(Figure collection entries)
────────

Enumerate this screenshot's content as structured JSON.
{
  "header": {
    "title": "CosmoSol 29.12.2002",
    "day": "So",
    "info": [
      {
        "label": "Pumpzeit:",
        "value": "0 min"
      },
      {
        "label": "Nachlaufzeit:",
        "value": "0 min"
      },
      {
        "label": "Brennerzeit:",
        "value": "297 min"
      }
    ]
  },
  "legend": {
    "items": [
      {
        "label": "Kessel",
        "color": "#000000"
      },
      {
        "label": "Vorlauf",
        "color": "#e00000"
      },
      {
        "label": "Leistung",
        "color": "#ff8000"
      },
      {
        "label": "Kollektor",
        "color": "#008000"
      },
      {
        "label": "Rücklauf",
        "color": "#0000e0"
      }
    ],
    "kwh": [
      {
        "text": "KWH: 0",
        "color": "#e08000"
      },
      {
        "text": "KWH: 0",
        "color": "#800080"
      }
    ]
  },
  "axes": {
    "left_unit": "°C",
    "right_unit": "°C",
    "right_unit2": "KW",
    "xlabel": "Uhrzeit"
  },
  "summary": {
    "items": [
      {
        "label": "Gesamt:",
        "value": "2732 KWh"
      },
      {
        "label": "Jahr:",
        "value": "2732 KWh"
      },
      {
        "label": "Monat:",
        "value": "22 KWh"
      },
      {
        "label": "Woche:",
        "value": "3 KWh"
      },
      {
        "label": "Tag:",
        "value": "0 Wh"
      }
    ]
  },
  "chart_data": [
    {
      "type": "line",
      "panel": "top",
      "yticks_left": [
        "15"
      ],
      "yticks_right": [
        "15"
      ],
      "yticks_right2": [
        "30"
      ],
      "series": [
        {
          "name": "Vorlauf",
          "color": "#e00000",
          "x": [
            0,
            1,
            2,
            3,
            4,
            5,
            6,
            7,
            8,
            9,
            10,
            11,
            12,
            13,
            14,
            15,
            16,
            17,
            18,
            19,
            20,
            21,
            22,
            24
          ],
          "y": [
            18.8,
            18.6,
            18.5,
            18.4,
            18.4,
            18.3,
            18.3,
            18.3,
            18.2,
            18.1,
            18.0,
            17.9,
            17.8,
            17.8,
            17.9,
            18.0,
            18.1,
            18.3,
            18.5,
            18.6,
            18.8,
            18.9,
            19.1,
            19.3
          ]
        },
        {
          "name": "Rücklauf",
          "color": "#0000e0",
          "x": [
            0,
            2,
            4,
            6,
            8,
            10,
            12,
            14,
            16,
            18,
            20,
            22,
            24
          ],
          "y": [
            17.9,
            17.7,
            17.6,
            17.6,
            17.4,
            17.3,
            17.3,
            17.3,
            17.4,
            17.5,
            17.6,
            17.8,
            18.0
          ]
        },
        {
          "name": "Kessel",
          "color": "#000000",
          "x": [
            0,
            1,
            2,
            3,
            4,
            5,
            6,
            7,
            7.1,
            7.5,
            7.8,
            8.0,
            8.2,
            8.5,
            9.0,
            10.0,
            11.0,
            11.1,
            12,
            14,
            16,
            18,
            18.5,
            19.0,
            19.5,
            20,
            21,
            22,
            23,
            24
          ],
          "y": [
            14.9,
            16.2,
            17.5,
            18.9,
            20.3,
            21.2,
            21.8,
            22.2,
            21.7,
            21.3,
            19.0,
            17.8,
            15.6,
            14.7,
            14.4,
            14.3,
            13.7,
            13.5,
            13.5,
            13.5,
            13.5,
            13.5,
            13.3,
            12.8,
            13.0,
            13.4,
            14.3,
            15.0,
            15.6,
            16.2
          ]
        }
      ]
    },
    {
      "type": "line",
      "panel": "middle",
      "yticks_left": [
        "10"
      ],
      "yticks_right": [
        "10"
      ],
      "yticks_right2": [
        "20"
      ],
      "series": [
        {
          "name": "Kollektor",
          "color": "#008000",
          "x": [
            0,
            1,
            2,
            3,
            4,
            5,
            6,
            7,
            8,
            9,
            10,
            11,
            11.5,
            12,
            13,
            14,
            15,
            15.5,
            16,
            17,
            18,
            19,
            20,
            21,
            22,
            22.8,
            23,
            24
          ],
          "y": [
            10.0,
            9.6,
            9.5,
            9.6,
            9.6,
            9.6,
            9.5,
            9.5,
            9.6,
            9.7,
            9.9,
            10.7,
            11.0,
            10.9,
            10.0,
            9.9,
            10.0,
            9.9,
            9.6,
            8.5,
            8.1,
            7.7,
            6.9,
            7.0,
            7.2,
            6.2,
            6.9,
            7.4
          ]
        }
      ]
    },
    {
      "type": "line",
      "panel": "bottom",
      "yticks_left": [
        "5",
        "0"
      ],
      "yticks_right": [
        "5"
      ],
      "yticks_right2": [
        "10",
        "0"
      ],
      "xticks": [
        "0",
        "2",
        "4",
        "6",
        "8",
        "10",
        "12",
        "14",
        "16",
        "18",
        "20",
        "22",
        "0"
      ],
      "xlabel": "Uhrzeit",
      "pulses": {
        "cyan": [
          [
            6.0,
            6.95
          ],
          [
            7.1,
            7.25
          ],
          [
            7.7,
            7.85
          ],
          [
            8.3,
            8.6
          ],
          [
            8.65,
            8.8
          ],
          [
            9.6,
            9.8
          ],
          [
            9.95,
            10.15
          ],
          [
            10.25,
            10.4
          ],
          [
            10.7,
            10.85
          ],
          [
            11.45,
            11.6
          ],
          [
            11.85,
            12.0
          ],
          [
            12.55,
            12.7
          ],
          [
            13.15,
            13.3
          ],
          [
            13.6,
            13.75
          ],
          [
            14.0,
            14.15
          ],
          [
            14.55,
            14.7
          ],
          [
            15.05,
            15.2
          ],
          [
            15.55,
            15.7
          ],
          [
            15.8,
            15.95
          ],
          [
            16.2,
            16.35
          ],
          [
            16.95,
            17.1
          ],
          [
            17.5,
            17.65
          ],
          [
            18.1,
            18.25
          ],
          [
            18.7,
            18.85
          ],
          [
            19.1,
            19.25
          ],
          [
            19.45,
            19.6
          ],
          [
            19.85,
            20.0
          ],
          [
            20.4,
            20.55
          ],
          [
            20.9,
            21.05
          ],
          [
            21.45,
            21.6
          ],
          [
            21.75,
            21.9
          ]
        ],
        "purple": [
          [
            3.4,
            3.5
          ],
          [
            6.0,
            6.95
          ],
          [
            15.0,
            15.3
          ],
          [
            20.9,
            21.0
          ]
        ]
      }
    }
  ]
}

────────

== GIVEN INSTRUCTION ==
Where a line of the material above holds the string "panel", copy that line.

== RESULT OF THE TASK ==
      "panel": "top",
      "panel": "middle",
      "panel": "bottom",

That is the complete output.